* **Directions**
Scan the entries below and extract each line with the word "охраны" in it.

* **Given information**
__________

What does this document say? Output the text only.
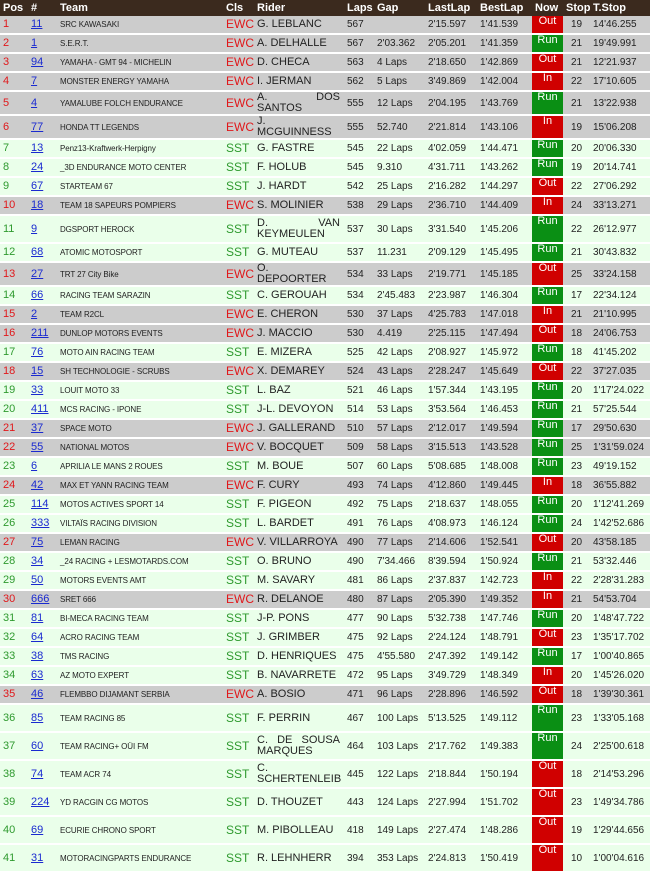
Pos	#	Team	Cls	Rider	Laps	Gap	LastLap	BestLap	Now	Stop	T.Stop
1	11	SRC KAWASAKI	EWC	G. LEBLANC	567		2'15.597	1'41.539	Out	19	14'46.255
2	1	S.E.R.T.	EWC	A. DELHALLE	567	2'03.362	2'05.201	1'41.359	Run	21	19'49.991
3	94	YAMAHA - GMT 94 - MICHELIN	EWC	D. CHECA	563	4 Laps	2'18.650	1'42.869	Out	21	12'21.937
4	7	MONSTER ENERGY YAMAHA	EWC	I. JERMAN	562	5 Laps	3'49.869	1'42.004	In	22	17'10.605
5	4	YAMALUBE FOLCH ENDURANCE	EWC	A. DOS SANTOS	555	12 Laps	2'04.195	1'43.769	Run	21	13'22.938
6	77	HONDA TT LEGENDS	EWC	J. MCGUINNESS	555	52.740	2'21.814	1'43.106	In	19	15'06.208
7	13	Penz13-Kraftwerk-Herpigny	SST	G. FASTRE	545	22 Laps	4'02.059	1'44.471	Run	20	20'06.330
8	24	_3D ENDURANCE MOTO CENTER	SST	F. HOLUB	545	9.310	4'31.711	1'43.262	Run	19	20'14.741
9	67	STARTEAM 67	SST	J. HARDT	542	25 Laps	2'16.282	1'44.297	Out	22	27'06.292
10	18	TEAM 18 SAPEURS POMPIERS	EWC	S. MOLINIER	538	29 Laps	2'36.710	1'44.409	In	24	33'13.271
11	9	DGSPORT HEROCK	SST	D. VAN KEYMEULEN	537	30 Laps	3'31.540	1'45.206	Run	22	26'12.977
12	68	ATOMIC MOTOSPORT	SST	G. MUTEAU	537	11.231	2'09.129	1'45.495	Run	21	30'43.832
13	27	TRT 27 City Bike	EWC	O. DEPOORTER	534	33 Laps	2'19.771	1'45.185	Out	25	33'24.158
14	66	RACING TEAM SARAZIN	SST	C. GEROUAH	534	2'45.483	2'23.987	1'46.304	Run	17	22'34.124
15	2	TEAM R2CL	EWC	E. CHERON	530	37 Laps	4'25.783	1'47.018	In	21	21'10.995
16	211	DUNLOP MOTORS EVENTS	EWC	J. MACCIO	530	4.419	2'25.115	1'47.494	Out	18	24'06.753
17	76	MOTO AIN RACING TEAM	SST	E. MIZERA	525	42 Laps	2'08.927	1'45.972	Run	18	41'45.202
18	15	SH TECHNOLOGIE - SCRUBS	EWC	X. DEMAREY	524	43 Laps	2'28.247	1'45.649	Out	22	37'27.035
19	33	LOUIT MOTO 33	SST	L. BAZ	521	46 Laps	1'57.344	1'43.195	Run	20	1'17'24.022
20	411	MCS RACING - IPONE	SST	J-L. DEVOYON	514	53 Laps	3'53.564	1'46.453	Run	21	57'25.544
21	37	SPACE MOTO	EWC	J. GALLERAND	510	57 Laps	2'12.017	1'49.594	Run	17	29'50.630
22	55	NATIONAL MOTOS	EWC	V. BOCQUET	509	58 Laps	3'15.513	1'43.528	Run	25	1'31'59.024
23	6	APRILIA LE MANS 2 ROUES	SST	M. BOUE	507	60 Laps	5'08.685	1'48.008	Run	23	49'19.152
24	42	MAX ET YANN RACING TEAM	EWC	F. CURY	493	74 Laps	4'12.860	1'49.445	In	18	36'55.882
25	114	MOTOS ACTIVES SPORT 14	SST	F. PIGEON	492	75 Laps	2'18.637	1'48.055	Run	20	1'12'41.269
26	333	VILTAÏS RACING DIVISION	SST	L. BARDET	491	76 Laps	4'08.973	1'46.124	Run	24	1'42'52.686
27	75	LEMAN RACING	EWC	V. VILLARROYA	490	77 Laps	2'14.606	1'52.541	Out	20	43'58.185
28	34	_24 RACING + LESMOTARDS.COM	SST	O. BRUNO	490	7'34.466	8'39.594	1'50.924	Run	21	53'32.446
29	50	MOTORS EVENTS AMT	SST	M. SAVARY	481	86 Laps	2'37.837	1'42.723	In	22	2'28'31.283
30	666	SRET 666	EWC	R. DELANOE	480	87 Laps	2'05.390	1'49.352	In	21	54'53.704
31	81	BI-MECA RACING TEAM	SST	J-P. PONS	477	90 Laps	5'32.738	1'47.746	Run	20	1'48'47.722
32	64	ACRO RACING TEAM	SST	J. GRIMBER	475	92 Laps	2'24.124	1'48.791	Out	23	1'35'17.702
33	38	TMS RACING	SST	D. HENRIQUES	475	4'55.580	2'47.392	1'49.142	Run	17	1'00'40.865
34	63	AZ MOTO EXPERT	SST	B. NAVARRETE	472	95 Laps	3'49.729	1'48.349	In	20	1'45'26.020
35	46	FLEMBBO DIJAMANT SERBIA	EWC	A. BOSIO	471	96 Laps	2'28.896	1'46.592	Out	18	1'39'30.361
36	85	TEAM RACING 85	SST	F. PERRIN	467	100 Laps	5'13.525	1'49.112	Run	23	1'33'05.168
37	60	TEAM RACING+ OÜI FM	SST	C. DE SOUSA MARQUES	464	103 Laps	2'17.762	1'49.383	Run	24	2'25'00.618
38	74	TEAM ACR 74	SST	C. SCHERTENLEIB	445	122 Laps	2'18.844	1'50.194	Out	18	2'14'53.296
39	224	YD RACGIN CG MOTOS	SST	D. THOUZET	443	124 Laps	2'27.994	1'51.702	Out	23	1'49'34.786
40	69	ECURIE CHRONO SPORT	SST	M. PIBOLLEAU	418	149 Laps	2'27.474	1'48.286	Out	19	1'29'44.656
41	31	MOTORACINGPARTS ENDURANCE	SST	R. LEHNHERR	394	353 Laps	2'24.813	1'50.419	Out	10	1'00'04.616
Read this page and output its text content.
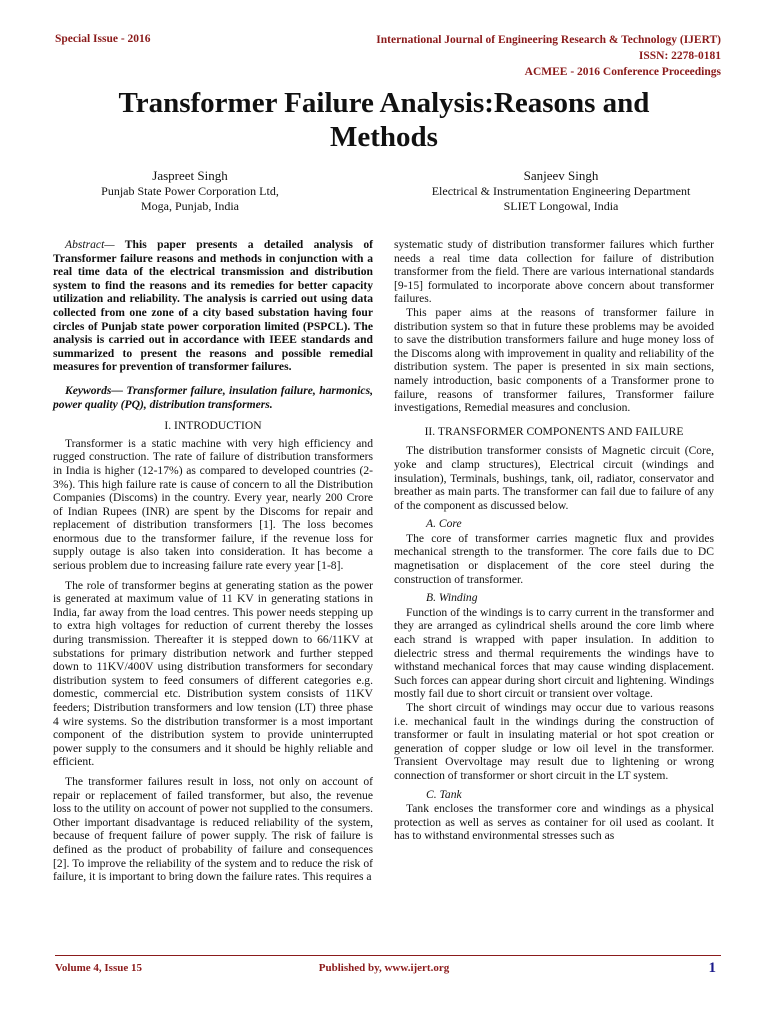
Special Issue - 2016	International Journal of Engineering Research & Technology (IJERT)
ISSN: 2278-0181
ACMEE - 2016 Conference Proceedings
Transformer Failure Analysis:Reasons and
Methods
Jaspreet Singh
Punjab State Power Corporation Ltd,
Moga, Punjab, India
Sanjeev Singh
Electrical & Instrumentation Engineering Department
SLIET Longowal, India

Abstract— This paper presents a detailed analysis of Transformer failure reasons and methods in conjunction with a real time data of the electrical transmission and distribution system to find the reasons and its remedies for better capacity utilization and reliability. The analysis is carried out using data collected from one zone of a city based substation having four circles of Punjab state power corporation limited (PSPCL). The analysis is carried out in accordance with IEEE standards and summarized to present the reasons and possible remedial measures for prevention of transformer failures.

Keywords— Transformer failure, insulation failure, harmonics, power quality (PQ), distribution transformers.

I. INTRODUCTION

Transformer is a static machine with very high efficiency and rugged construction. The rate of failure of distribution transformers in India is higher (12-17%) as compared to developed countries (2-3%). This high failure rate is cause of concern to all the Distribution Companies (Discoms) in the country. Every year, nearly 200 Crore of Indian Rupees (INR) are spent by the Discoms for repair and replacement of distribution transformers [1]. The loss becomes enormous due to the transformer failure, if the revenue loss for supply outage is also taken into consideration. It has become a serious problem due to increasing failure rate every year [1-8].

The role of transformer begins at generating station as the power is generated at maximum value of 11 KV in generating stations in India, far away from the load centres. This power needs stepping up to extra high voltages for reduction of current thereby the losses during transmission. Thereafter it is stepped down to 66/11KV at substations for primary distribution network and further stepped down to 11KV/400V using distribution transformers for secondary distribution system to feed consumers of different categories e.g. domestic, commercial etc. Distribution system consists of 11KV feeders; Distribution transformers and low tension (LT) three phase 4 wire systems. So the distribution transformer is a most important component of the distribution system to provide uninterrupted power supply to the consumers and it should be highly reliable and efficient.

The transformer failures result in loss, not only on account of repair or replacement of failed transformer, but also, the revenue loss to the utility on account of power not supplied to the consumers. Other important disadvantage is reduced reliability of the system, because of frequent failure of power supply. The risk of failure is defined as the product of probability of failure and consequences [2]. To improve the reliability of the system and to reduce the risk of failure, it is important to bring down the failure rates. This requires a

systematic study of distribution transformer failures which further needs a real time data collection for failure of distribution transformer from the field. There are various international standards [9-15] formulated to incorporate above concern about transformer failures.

This paper aims at the reasons of transformer failure in distribution system so that in future these problems may be avoided to save the distribution transformers failure and huge money loss of the Discoms along with improvement in quality and reliability of the distribution system. The paper is presented in six main sections, namely introduction, basic components of a Transformer prone to failure, reasons of transformer failures, Transformer failure investigations, Remedial measures and conclusion.

II. TRANSFORMER COMPONENTS AND FAILURE

The distribution transformer consists of Magnetic circuit (Core, yoke and clamp structures), Electrical circuit (windings and insulation), Terminals, bushings, tank, oil, radiator, conservator and breather as main parts. The transformer can fail due to failure of any of the component as discussed below.

A. Core

The core of transformer carries magnetic flux and provides mechanical strength to the transformer. The core fails due to DC magnetisation or displacement of the core steel during the construction of transformer.

B. Winding

Function of the windings is to carry current in the transformer and they are arranged as cylindrical shells around the core limb where each strand is wrapped with paper insulation. In addition to dielectric stress and thermal requirements the windings have to withstand mechanical forces that may cause winding displacement. Such forces can appear during short circuit and lightening. Windings mostly fail due to short circuit or transient over voltage.

The short circuit of windings may occur due to various reasons i.e. mechanical fault in the windings during the construction of transformer or fault in insulating material or hot spot creation or generation of copper sludge or low oil level in the transformer. Transient Overvoltage may result due to lightening or wrong connection of transformer or short circuit in the LT system.

C. Tank

Tank encloses the transformer core and windings as a physical protection as well as serves as container for oil used as coolant. It has to withstand environmental stresses such as

Volume 4, Issue 15	Published by, www.ijert.org	1
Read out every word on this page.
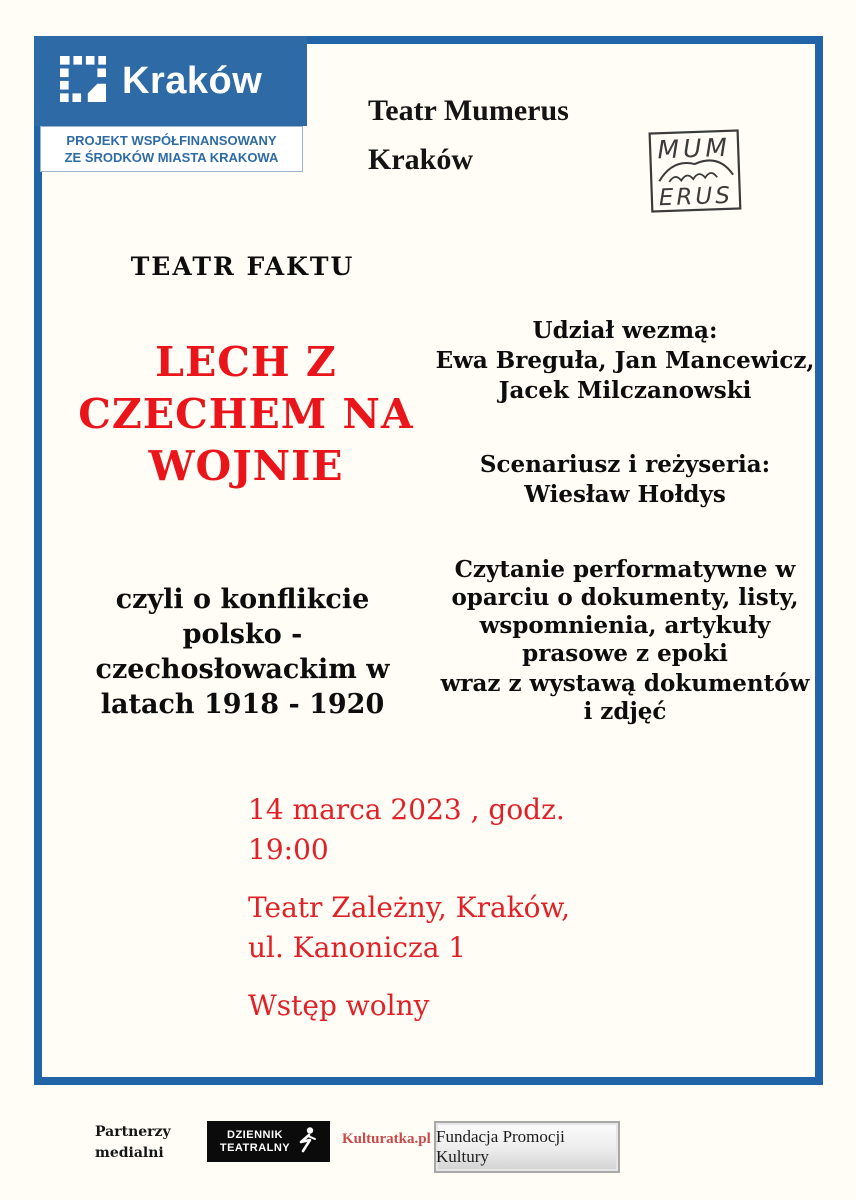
Kraków
PROJEKT WSPÓŁFINANSOWANY
ZE ŚRODKÓW MIASTA KRAKOWA
Teatr Mumerus
Kraków	MUM
ERUS
TEATR FAKTU
LECH Z
CZECHEM NA
WOJNIE
czyli o konflikcie
polsko -
czechosłowackim w
latach 1918 - 1920
Udział wezmą:
Ewa Breguła, Jan Mancewicz,
Jacek Milczanowski
Scenariusz i reżyseria:
Wiesław Hołdys
Czytanie performatywne w
oparciu o dokumenty, listy,
wspomnienia, artykuły
prasowe z epoki
wraz z wystawą dokumentów
i zdjęć

14 marca 2023 , godz.
19:00

Teatr Zależny, Kraków,
ul. Kanonicza 1

Wstęp wolny

Partnerzy
medialni
DZIENNIK
TEATRALNY
Kulturatka.pl Fundacja Promocji Kultury
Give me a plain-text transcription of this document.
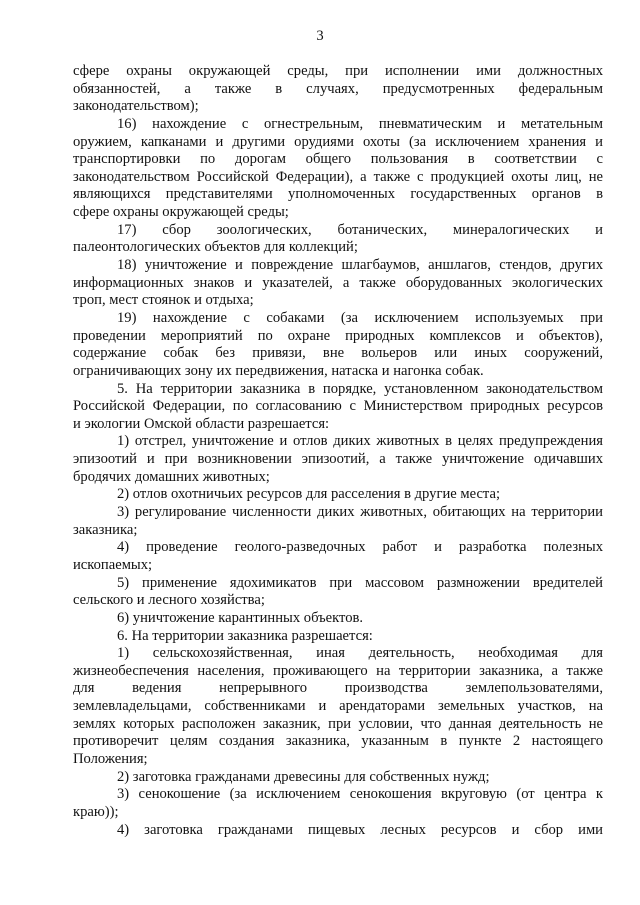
3
сфере охраны окружающей среды, при исполнении ими должностных
обязанностей, а также в случаях, предусмотренных федеральным
законодательством);
16) нахождение с огнестрельным, пневматическим и метательным
оружием, капканами и другими орудиями охоты (за исключением хранения и
транспортировки по дорогам общего пользования в соответствии с
законодательством Российской Федерации), а также с продукцией охоты лиц, не
являющихся представителями уполномоченных государственных органов в
сфере охраны окружающей среды;
17) сбор зоологических, ботанических, минералогических и
палеонтологических объектов для коллекций;
18) уничтожение и повреждение шлагбаумов, аншлагов, стендов, других
информационных знаков и указателей, а также оборудованных экологических
троп, мест стоянок и отдыха;
19) нахождение с собаками (за исключением используемых при
проведении мероприятий по охране природных комплексов и объектов),
содержание собак без привязи, вне вольеров или иных сооружений,
ограничивающих зону их передвижения, натаска и нагонка собак.
5. На территории заказника в порядке, установленном законодательством
Российской Федерации, по согласованию с Министерством природных ресурсов
и экологии Омской области разрешается:
1) отстрел, уничтожение и отлов диких животных в целях предупреждения
эпизоотий и при возникновении эпизоотий, а также уничтожение одичавших
бродячих домашних животных;
2) отлов охотничьих ресурсов для расселения в другие места;
3) регулирование численности диких животных, обитающих на территории
заказника;
4) проведение геолого-разведочных работ и разработка полезных
ископаемых;
5) применение ядохимикатов при массовом размножении вредителей
сельского и лесного хозяйства;
6) уничтожение карантинных объектов.
6. На территории заказника разрешается:
1) сельскохозяйственная, иная деятельность, необходимая для
жизнеобеспечения населения, проживающего на территории заказника, а также
для ведения непрерывного производства землепользователями,
землевладельцами, собственниками и арендаторами земельных участков, на
землях которых расположен заказник, при условии, что данная деятельность не
противоречит целям создания заказника, указанным в пункте 2 настоящего
Положения;
2) заготовка гражданами древесины для собственных нужд;
3) сенокошение (за исключением сенокошения вкруговую (от центра к
краю));
4) заготовка гражданами пищевых лесных ресурсов и сбор ими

__________

* **Full response**
сфере охраны окружающей среды, при исполнении ими должностных
сфере охраны окружающей среды;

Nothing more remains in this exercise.